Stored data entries

-- Begin --

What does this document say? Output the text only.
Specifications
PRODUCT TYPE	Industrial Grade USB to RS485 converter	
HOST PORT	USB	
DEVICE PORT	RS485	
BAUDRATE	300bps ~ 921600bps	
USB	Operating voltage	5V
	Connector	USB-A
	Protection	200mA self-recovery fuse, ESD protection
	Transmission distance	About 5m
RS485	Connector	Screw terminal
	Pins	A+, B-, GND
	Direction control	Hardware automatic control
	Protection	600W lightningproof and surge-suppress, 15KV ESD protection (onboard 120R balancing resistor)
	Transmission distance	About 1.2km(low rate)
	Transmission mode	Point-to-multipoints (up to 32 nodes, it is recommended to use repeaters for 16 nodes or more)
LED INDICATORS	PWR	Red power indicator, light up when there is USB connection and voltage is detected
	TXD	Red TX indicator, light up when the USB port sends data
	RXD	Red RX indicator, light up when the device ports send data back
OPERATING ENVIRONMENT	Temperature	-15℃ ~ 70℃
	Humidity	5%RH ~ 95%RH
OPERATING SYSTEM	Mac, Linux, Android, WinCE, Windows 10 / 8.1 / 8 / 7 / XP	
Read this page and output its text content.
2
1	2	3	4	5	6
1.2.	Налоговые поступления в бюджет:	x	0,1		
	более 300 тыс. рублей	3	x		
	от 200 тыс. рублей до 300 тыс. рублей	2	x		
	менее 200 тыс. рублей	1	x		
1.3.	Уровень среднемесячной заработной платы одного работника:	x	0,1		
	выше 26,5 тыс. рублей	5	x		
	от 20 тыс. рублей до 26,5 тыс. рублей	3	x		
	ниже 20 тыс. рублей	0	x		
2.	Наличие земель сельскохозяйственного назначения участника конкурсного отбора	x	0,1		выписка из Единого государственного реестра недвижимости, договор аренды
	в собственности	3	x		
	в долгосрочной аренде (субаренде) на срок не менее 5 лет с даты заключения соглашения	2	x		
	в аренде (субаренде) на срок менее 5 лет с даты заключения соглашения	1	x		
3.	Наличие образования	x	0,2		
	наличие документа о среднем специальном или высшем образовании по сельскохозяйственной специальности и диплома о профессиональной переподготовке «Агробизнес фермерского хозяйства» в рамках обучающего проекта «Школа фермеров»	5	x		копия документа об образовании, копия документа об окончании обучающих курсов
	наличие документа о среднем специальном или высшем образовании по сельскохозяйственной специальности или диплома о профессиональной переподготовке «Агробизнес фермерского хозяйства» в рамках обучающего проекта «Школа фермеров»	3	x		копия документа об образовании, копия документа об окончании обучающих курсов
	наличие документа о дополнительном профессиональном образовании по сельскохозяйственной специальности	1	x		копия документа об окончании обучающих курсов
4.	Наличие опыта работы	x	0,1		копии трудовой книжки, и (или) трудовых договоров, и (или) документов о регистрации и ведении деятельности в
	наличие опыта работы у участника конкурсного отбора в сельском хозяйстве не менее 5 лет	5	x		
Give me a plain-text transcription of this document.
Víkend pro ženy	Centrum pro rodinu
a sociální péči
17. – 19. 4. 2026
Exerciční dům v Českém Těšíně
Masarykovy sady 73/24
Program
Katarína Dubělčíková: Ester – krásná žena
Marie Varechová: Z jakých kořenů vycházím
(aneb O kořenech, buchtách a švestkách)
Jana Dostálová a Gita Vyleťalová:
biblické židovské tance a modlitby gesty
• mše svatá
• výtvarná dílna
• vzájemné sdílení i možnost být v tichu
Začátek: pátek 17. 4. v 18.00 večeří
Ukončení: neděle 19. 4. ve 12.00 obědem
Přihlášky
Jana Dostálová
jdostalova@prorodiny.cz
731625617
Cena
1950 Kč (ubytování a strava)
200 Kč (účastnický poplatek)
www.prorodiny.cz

-- End --

- [Given exercise] Output all preceding records character for character.

- [Answer below]
What does this document say? Output the text only.
Specifications
PRODUCT TYPE	Industrial Grade USB to RS485 converter	
HOST PORT	USB	
DEVICE PORT	RS485	
BAUDRATE	300bps ~ 921600bps	
USB	Operating voltage	5V
	Connector	USB-A
	Protection	200mA self-recovery fuse, ESD protection
	Transmission distance	About 5m
RS485	Connector	Screw terminal
	Pins	A+, B-, GND
	Direction control	Hardware automatic control
	Protection	600W lightningproof and surge-suppress, 15KV ESD protection (onboard 120R balancing resistor)
	Transmission distance	About 1.2km(low rate)
	Transmission mode	Point-to-multipoints (up to 32 nodes, it is recommended to use repeaters for 16 nodes or more)
LED INDICATORS	PWR	Red power indicator, light up when there is USB connection and voltage is detected
	TXD	Red TX indicator, light up when the USB port sends data
	RXD	Red RX indicator, light up when the device ports send data back
OPERATING ENVIRONMENT	Temperature	-15℃ ~ 70℃
	Humidity	5%RH ~ 95%RH
OPERATING SYSTEM	Mac, Linux, Android, WinCE, Windows 10 / 8.1 / 8 / 7 / XP	
Read this page and output its text content.
2
1	2	3	4	5	6
1.2.	Налоговые поступления в бюджет:	x	0,1		
	более 300 тыс. рублей	3	x		
	от 200 тыс. рублей до 300 тыс. рублей	2	x		
	менее 200 тыс. рублей	1	x		
1.3.	Уровень среднемесячной заработной платы одного работника:	x	0,1		
	выше 26,5 тыс. рублей	5	x		
	от 20 тыс. рублей до 26,5 тыс. рублей	3	x		
	ниже 20 тыс. рублей	0	x		
2.	Наличие земель сельскохозяйственного назначения участника конкурсного отбора	x	0,1		выписка из Единого государственного реестра недвижимости, договор аренды
	в собственности	3	x		
	в долгосрочной аренде (субаренде) на срок не менее 5 лет с даты заключения соглашения	2	x		
	в аренде (субаренде) на срок менее 5 лет с даты заключения соглашения	1	x		
3.	Наличие образования	x	0,2		
	наличие документа о среднем специальном или высшем образовании по сельскохозяйственной специальности и диплома о профессиональной переподготовке «Агробизнес фермерского хозяйства» в рамках обучающего проекта «Школа фермеров»	5	x		копия документа об образовании, копия документа об окончании обучающих курсов
	наличие документа о среднем специальном или высшем образовании по сельскохозяйственной специальности или диплома о профессиональной переподготовке «Агробизнес фермерского хозяйства» в рамках обучающего проекта «Школа фермеров»	3	x		копия документа об образовании, копия документа об окончании обучающих курсов
	наличие документа о дополнительном профессиональном образовании по сельскохозяйственной специальности	1	x		копия документа об окончании обучающих курсов
4.	Наличие опыта работы	x	0,1		копии трудовой книжки, и (или) трудовых договоров, и (или) документов о регистрации и ведении деятельности в
	наличие опыта работы у участника конкурсного отбора в сельском хозяйстве не менее 5 лет	5	x		
Give me a plain-text transcription of this document.
Víkend pro ženy	Centrum pro rodinu
a sociální péči
17. – 19. 4. 2026
Exerciční dům v Českém Těšíně
Masarykovy sady 73/24
Program
Katarína Dubělčíková: Ester – krásná žena
Marie Varechová: Z jakých kořenů vycházím
(aneb O kořenech, buchtách a švestkách)
Jana Dostálová a Gita Vyleťalová:
biblické židovské tance a modlitby gesty
• mše svatá
• výtvarná dílna
• vzájemné sdílení i možnost být v tichu
Začátek: pátek 17. 4. v 18.00 večeří
Ukončení: neděle 19. 4. ve 12.00 obědem
Přihlášky
Jana Dostálová
jdostalova@prorodiny.cz
731625617
Cena
1950 Kč (ubytování a strava)
200 Kč (účastnický poplatek)
www.prorodiny.cz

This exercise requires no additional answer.